#### Dataset records ####

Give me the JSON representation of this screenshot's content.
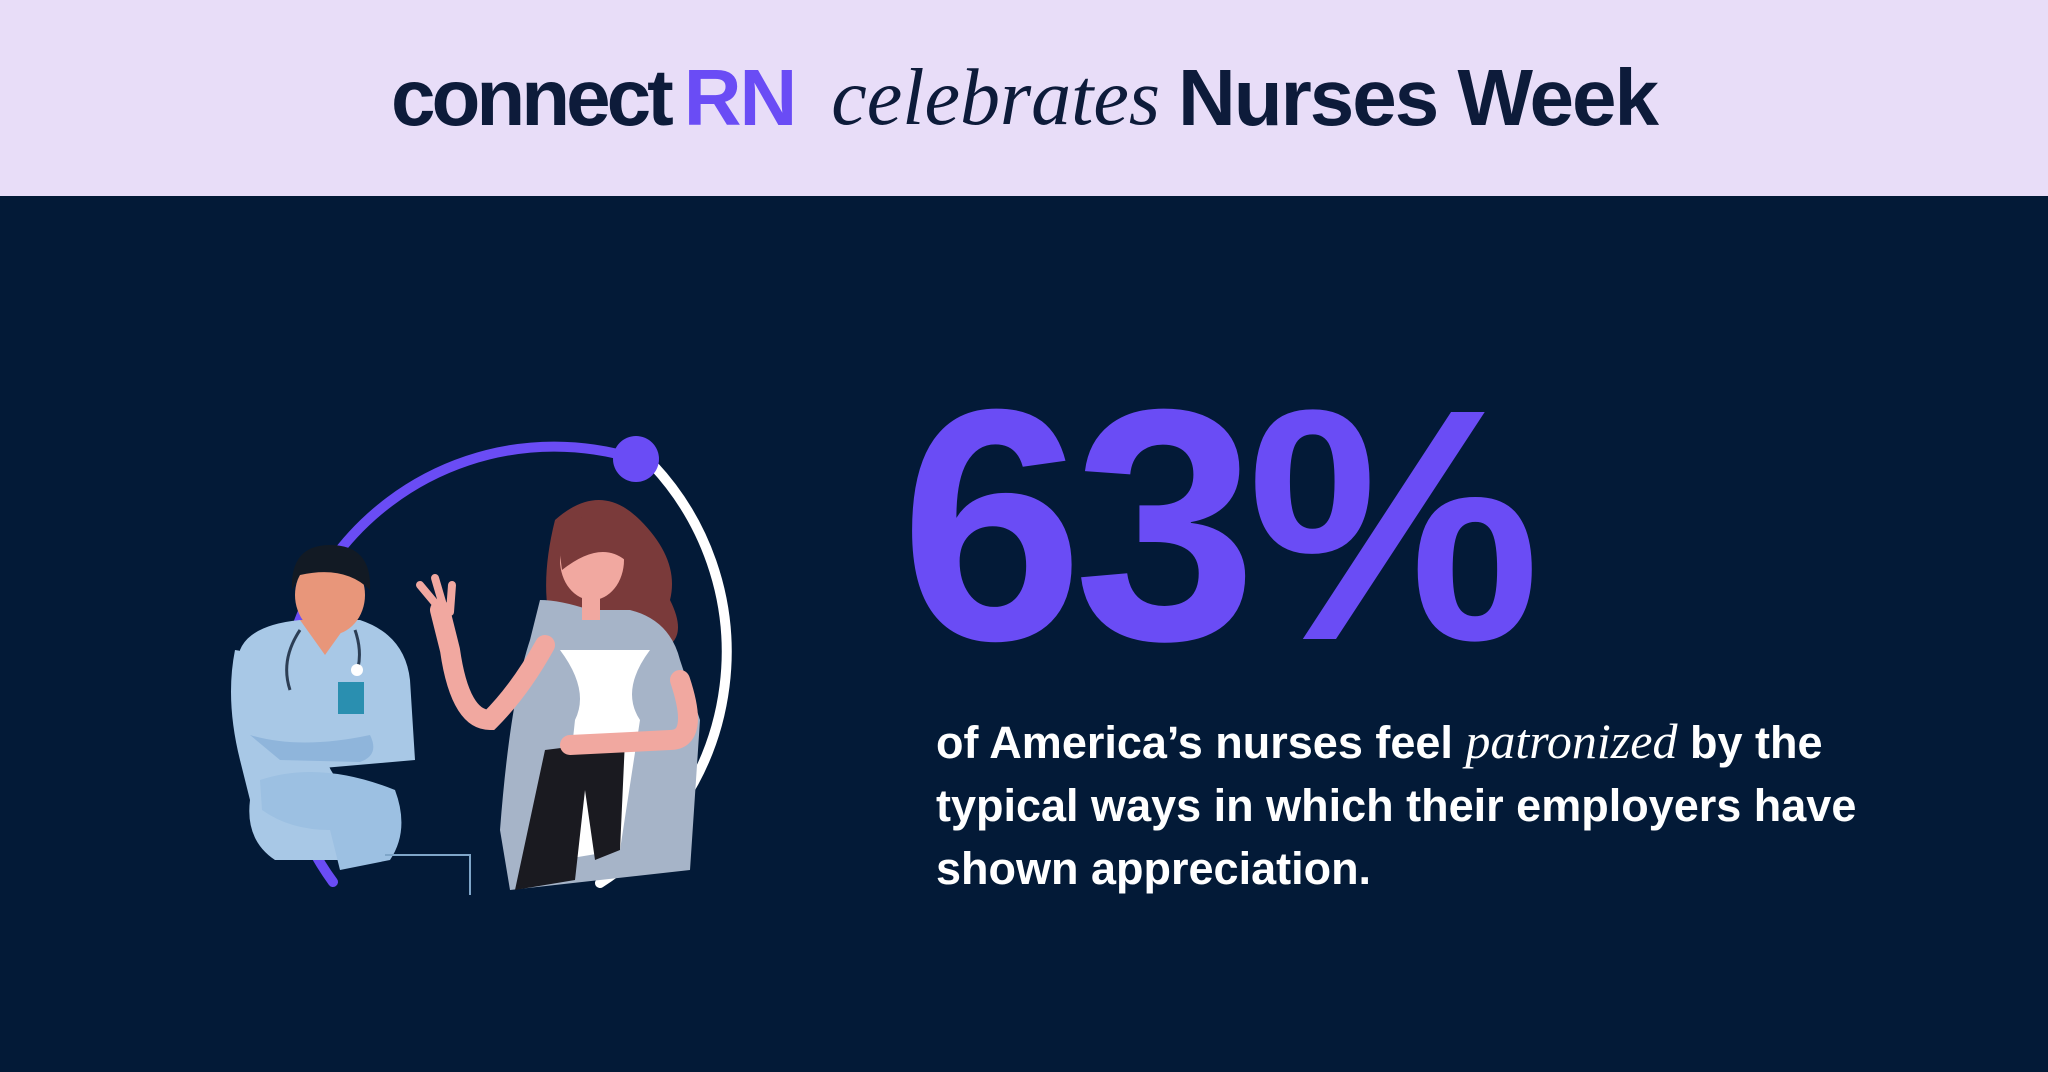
{
  "header": {
    "brand": "connect",
    "brand_suffix": "RN",
    "tagline_italic": "celebrates",
    "tagline": "Nurses Week"
  },
  "stat": {
    "value": "63%",
    "description": {
      "before": "of America’s nurses feel",
      "emphasis": "patronized",
      "after": "by the typical ways in which their employers have shown appreciation."
    }
  }
}
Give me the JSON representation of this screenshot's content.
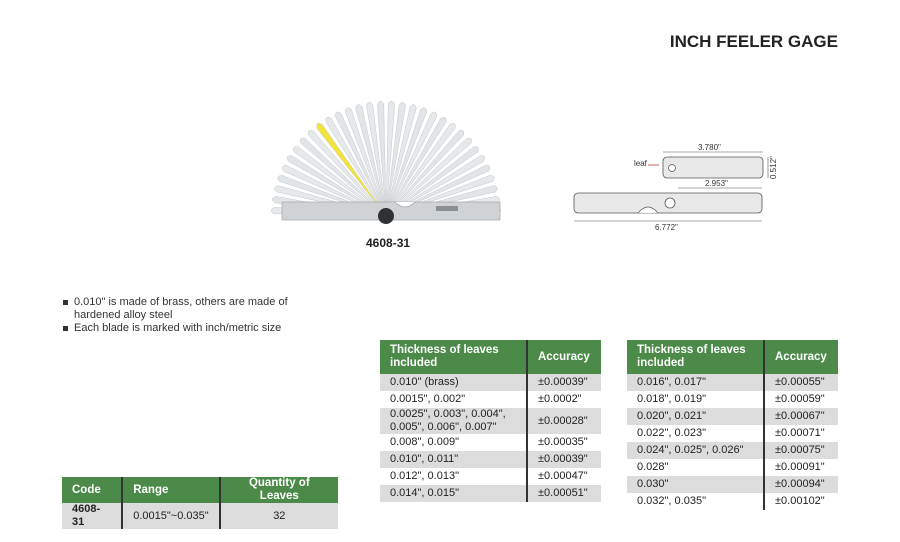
{
  "title": "INCH FEELER GAGE",
  "product": {
    "model": "4608-31",
    "colors": {
      "brass_leaf": "#f2e23a",
      "steel_leaf": "#e6e8ea",
      "header_green": "#4b8a48"
    }
  },
  "diagram": {
    "leaf_label": "leaf",
    "leaf_length": "3.780\"",
    "leaf_width": "0.512\"",
    "pivot_distance": "2.953\"",
    "total_length": "6.772\""
  },
  "notes": [
    "0.010\" is made of brass, others are made of hardened alloy steel",
    "Each blade is marked with inch/metric size"
  ],
  "spec_table": {
    "headers": [
      "Code",
      "Range",
      "Quantity of Leaves"
    ],
    "row": [
      "4608-31",
      "0.0015\"~0.035\"",
      "32"
    ]
  },
  "accuracy_table_1": {
    "headers": [
      "Thickness of leaves included",
      "Accuracy"
    ],
    "rows": [
      [
        "0.010\" (brass)",
        "±0.00039\""
      ],
      [
        "0.0015\", 0.002\"",
        "±0.0002\""
      ],
      [
        "0.0025\", 0.003\", 0.004\", 0.005\", 0.006\", 0.007\"",
        "±0.00028\""
      ],
      [
        "0.008\", 0.009\"",
        "±0.00035\""
      ],
      [
        "0.010\", 0.011\"",
        "±0.00039\""
      ],
      [
        "0.012\", 0.013\"",
        "±0.00047\""
      ],
      [
        "0.014\", 0.015\"",
        "±0.00051\""
      ]
    ]
  },
  "accuracy_table_2": {
    "headers": [
      "Thickness of leaves included",
      "Accuracy"
    ],
    "rows": [
      [
        "0.016\", 0.017\"",
        "±0.00055\""
      ],
      [
        "0.018\", 0.019\"",
        "±0.00059\""
      ],
      [
        "0.020\", 0.021\"",
        "±0.00067\""
      ],
      [
        "0.022\", 0.023\"",
        "±0.00071\""
      ],
      [
        "0.024\", 0.025\", 0.026\"",
        "±0.00075\""
      ],
      [
        "0.028\"",
        "±0.00091\""
      ],
      [
        "0.030\"",
        "±0.00094\""
      ],
      [
        "0.032\", 0.035\"",
        "±0.00102\""
      ]
    ]
  }
}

####

**Prompt**
Reproduce every line above as written, skipping pictures.

**Worked answer**
Give me the JSON representation of this screenshot's content.
{
  "header": {
    "brand": "connect",
    "brand_suffix": "RN",
    "tagline_italic": "celebrates",
    "tagline": "Nurses Week"
  },
  "stat": {
    "value": "63%",
    "description": {
      "before": "of America’s nurses feel",
      "emphasis": "patronized",
      "after": "by the typical ways in which their employers have shown appreciation."
    }
  }
}
Give me the JSON representation of this screenshot's content.
{
  "title": "INCH FEELER GAGE",
  "product": {
    "model": "4608-31",
    "colors": {
      "brass_leaf": "#f2e23a",
      "steel_leaf": "#e6e8ea",
      "header_green": "#4b8a48"
    }
  },
  "diagram": {
    "leaf_label": "leaf",
    "leaf_length": "3.780\"",
    "leaf_width": "0.512\"",
    "pivot_distance": "2.953\"",
    "total_length": "6.772\""
  },
  "notes": [
    "0.010\" is made of brass, others are made of hardened alloy steel",
    "Each blade is marked with inch/metric size"
  ],
  "spec_table": {
    "headers": [
      "Code",
      "Range",
      "Quantity of Leaves"
    ],
    "row": [
      "4608-31",
      "0.0015\"~0.035\"",
      "32"
    ]
  },
  "accuracy_table_1": {
    "headers": [
      "Thickness of leaves included",
      "Accuracy"
    ],
    "rows": [
      [
        "0.010\" (brass)",
        "±0.00039\""
      ],
      [
        "0.0015\", 0.002\"",
        "±0.0002\""
      ],
      [
        "0.0025\", 0.003\", 0.004\", 0.005\", 0.006\", 0.007\"",
        "±0.00028\""
      ],
      [
        "0.008\", 0.009\"",
        "±0.00035\""
      ],
      [
        "0.010\", 0.011\"",
        "±0.00039\""
      ],
      [
        "0.012\", 0.013\"",
        "±0.00047\""
      ],
      [
        "0.014\", 0.015\"",
        "±0.00051\""
      ]
    ]
  },
  "accuracy_table_2": {
    "headers": [
      "Thickness of leaves included",
      "Accuracy"
    ],
    "rows": [
      [
        "0.016\", 0.017\"",
        "±0.00055\""
      ],
      [
        "0.018\", 0.019\"",
        "±0.00059\""
      ],
      [
        "0.020\", 0.021\"",
        "±0.00067\""
      ],
      [
        "0.022\", 0.023\"",
        "±0.00071\""
      ],
      [
        "0.024\", 0.025\", 0.026\"",
        "±0.00075\""
      ],
      [
        "0.028\"",
        "±0.00091\""
      ],
      [
        "0.030\"",
        "±0.00094\""
      ],
      [
        "0.032\", 0.035\"",
        "±0.00102\""
      ]
    ]
  }
}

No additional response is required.